***** SOURCE RECORDS

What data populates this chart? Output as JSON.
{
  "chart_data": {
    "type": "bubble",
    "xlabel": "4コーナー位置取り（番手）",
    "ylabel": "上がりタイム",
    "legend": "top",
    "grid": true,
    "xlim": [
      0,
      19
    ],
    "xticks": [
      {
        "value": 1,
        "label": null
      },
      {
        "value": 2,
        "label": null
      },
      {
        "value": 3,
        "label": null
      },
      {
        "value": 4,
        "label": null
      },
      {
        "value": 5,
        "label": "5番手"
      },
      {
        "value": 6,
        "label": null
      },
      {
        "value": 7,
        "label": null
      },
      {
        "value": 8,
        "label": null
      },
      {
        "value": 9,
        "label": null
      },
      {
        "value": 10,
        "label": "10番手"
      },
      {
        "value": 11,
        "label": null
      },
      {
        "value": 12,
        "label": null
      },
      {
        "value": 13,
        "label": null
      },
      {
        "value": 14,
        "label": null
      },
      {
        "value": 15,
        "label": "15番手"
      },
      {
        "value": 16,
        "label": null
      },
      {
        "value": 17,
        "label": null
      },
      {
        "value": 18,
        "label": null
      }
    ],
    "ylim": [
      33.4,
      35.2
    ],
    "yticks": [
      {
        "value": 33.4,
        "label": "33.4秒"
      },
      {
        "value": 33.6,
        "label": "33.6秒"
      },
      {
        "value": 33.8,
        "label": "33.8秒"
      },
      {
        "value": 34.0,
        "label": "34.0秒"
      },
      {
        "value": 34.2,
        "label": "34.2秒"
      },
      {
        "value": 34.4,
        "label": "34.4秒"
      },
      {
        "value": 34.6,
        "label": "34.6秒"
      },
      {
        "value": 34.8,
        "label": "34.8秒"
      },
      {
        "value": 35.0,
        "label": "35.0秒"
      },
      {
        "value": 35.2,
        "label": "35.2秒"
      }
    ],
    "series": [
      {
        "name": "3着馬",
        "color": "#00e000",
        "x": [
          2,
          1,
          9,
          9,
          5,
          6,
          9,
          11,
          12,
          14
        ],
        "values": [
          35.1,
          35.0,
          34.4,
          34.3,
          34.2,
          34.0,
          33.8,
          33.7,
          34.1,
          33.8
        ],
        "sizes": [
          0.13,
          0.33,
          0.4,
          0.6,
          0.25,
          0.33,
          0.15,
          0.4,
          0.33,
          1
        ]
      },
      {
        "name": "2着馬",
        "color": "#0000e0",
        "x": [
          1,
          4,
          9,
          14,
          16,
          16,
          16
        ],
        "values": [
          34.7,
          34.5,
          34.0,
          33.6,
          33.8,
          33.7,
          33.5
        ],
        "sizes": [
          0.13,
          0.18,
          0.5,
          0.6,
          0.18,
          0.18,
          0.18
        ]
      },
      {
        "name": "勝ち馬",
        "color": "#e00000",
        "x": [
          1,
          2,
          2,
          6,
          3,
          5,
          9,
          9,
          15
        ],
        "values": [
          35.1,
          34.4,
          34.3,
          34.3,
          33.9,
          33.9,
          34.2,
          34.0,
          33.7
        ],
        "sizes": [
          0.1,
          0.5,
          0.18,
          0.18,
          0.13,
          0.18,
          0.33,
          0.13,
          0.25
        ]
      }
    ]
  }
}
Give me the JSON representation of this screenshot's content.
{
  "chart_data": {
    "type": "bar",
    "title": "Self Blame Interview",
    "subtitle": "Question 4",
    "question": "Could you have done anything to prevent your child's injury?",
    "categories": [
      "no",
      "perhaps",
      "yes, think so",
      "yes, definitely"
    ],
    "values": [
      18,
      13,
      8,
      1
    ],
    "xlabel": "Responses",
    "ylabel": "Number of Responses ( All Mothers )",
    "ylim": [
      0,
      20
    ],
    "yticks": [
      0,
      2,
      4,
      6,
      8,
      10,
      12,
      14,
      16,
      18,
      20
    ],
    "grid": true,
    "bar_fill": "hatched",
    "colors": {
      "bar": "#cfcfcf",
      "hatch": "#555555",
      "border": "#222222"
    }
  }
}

**********

WRITTEN TASK:
Would you give the material above again, complete and exact?

EXERCISE RESPONSE:
What data populates this chart? Output as JSON.
{
  "chart_data": {
    "type": "bubble",
    "xlabel": "4コーナー位置取り（番手）",
    "ylabel": "上がりタイム",
    "legend": "top",
    "grid": true,
    "xlim": [
      0,
      19
    ],
    "xticks": [
      {
        "value": 1,
        "label": null
      },
      {
        "value": 2,
        "label": null
      },
      {
        "value": 3,
        "label": null
      },
      {
        "value": 4,
        "label": null
      },
      {
        "value": 5,
        "label": "5番手"
      },
      {
        "value": 6,
        "label": null
      },
      {
        "value": 7,
        "label": null
      },
      {
        "value": 8,
        "label": null
      },
      {
        "value": 9,
        "label": null
      },
      {
        "value": 10,
        "label": "10番手"
      },
      {
        "value": 11,
        "label": null
      },
      {
        "value": 12,
        "label": null
      },
      {
        "value": 13,
        "label": null
      },
      {
        "value": 14,
        "label": null
      },
      {
        "value": 15,
        "label": "15番手"
      },
      {
        "value": 16,
        "label": null
      },
      {
        "value": 17,
        "label": null
      },
      {
        "value": 18,
        "label": null
      }
    ],
    "ylim": [
      33.4,
      35.2
    ],
    "yticks": [
      {
        "value": 33.4,
        "label": "33.4秒"
      },
      {
        "value": 33.6,
        "label": "33.6秒"
      },
      {
        "value": 33.8,
        "label": "33.8秒"
      },
      {
        "value": 34.0,
        "label": "34.0秒"
      },
      {
        "value": 34.2,
        "label": "34.2秒"
      },
      {
        "value": 34.4,
        "label": "34.4秒"
      },
      {
        "value": 34.6,
        "label": "34.6秒"
      },
      {
        "value": 34.8,
        "label": "34.8秒"
      },
      {
        "value": 35.0,
        "label": "35.0秒"
      },
      {
        "value": 35.2,
        "label": "35.2秒"
      }
    ],
    "series": [
      {
        "name": "3着馬",
        "color": "#00e000",
        "x": [
          2,
          1,
          9,
          9,
          5,
          6,
          9,
          11,
          12,
          14
        ],
        "values": [
          35.1,
          35.0,
          34.4,
          34.3,
          34.2,
          34.0,
          33.8,
          33.7,
          34.1,
          33.8
        ],
        "sizes": [
          0.13,
          0.33,
          0.4,
          0.6,
          0.25,
          0.33,
          0.15,
          0.4,
          0.33,
          1
        ]
      },
      {
        "name": "2着馬",
        "color": "#0000e0",
        "x": [
          1,
          4,
          9,
          14,
          16,
          16,
          16
        ],
        "values": [
          34.7,
          34.5,
          34.0,
          33.6,
          33.8,
          33.7,
          33.5
        ],
        "sizes": [
          0.13,
          0.18,
          0.5,
          0.6,
          0.18,
          0.18,
          0.18
        ]
      },
      {
        "name": "勝ち馬",
        "color": "#e00000",
        "x": [
          1,
          2,
          2,
          6,
          3,
          5,
          9,
          9,
          15
        ],
        "values": [
          35.1,
          34.4,
          34.3,
          34.3,
          33.9,
          33.9,
          34.2,
          34.0,
          33.7
        ],
        "sizes": [
          0.1,
          0.5,
          0.18,
          0.18,
          0.13,
          0.18,
          0.33,
          0.13,
          0.25
        ]
      }
    ]
  }
}
Give me the JSON representation of this screenshot's content.
{
  "chart_data": {
    "type": "bar",
    "title": "Self Blame Interview",
    "subtitle": "Question 4",
    "question": "Could you have done anything to prevent your child's injury?",
    "categories": [
      "no",
      "perhaps",
      "yes, think so",
      "yes, definitely"
    ],
    "values": [
      18,
      13,
      8,
      1
    ],
    "xlabel": "Responses",
    "ylabel": "Number of Responses ( All Mothers )",
    "ylim": [
      0,
      20
    ],
    "yticks": [
      0,
      2,
      4,
      6,
      8,
      10,
      12,
      14,
      16,
      18,
      20
    ],
    "grid": true,
    "bar_fill": "hatched",
    "colors": {
      "bar": "#cfcfcf",
      "hatch": "#555555",
      "border": "#222222"
    }
  }
}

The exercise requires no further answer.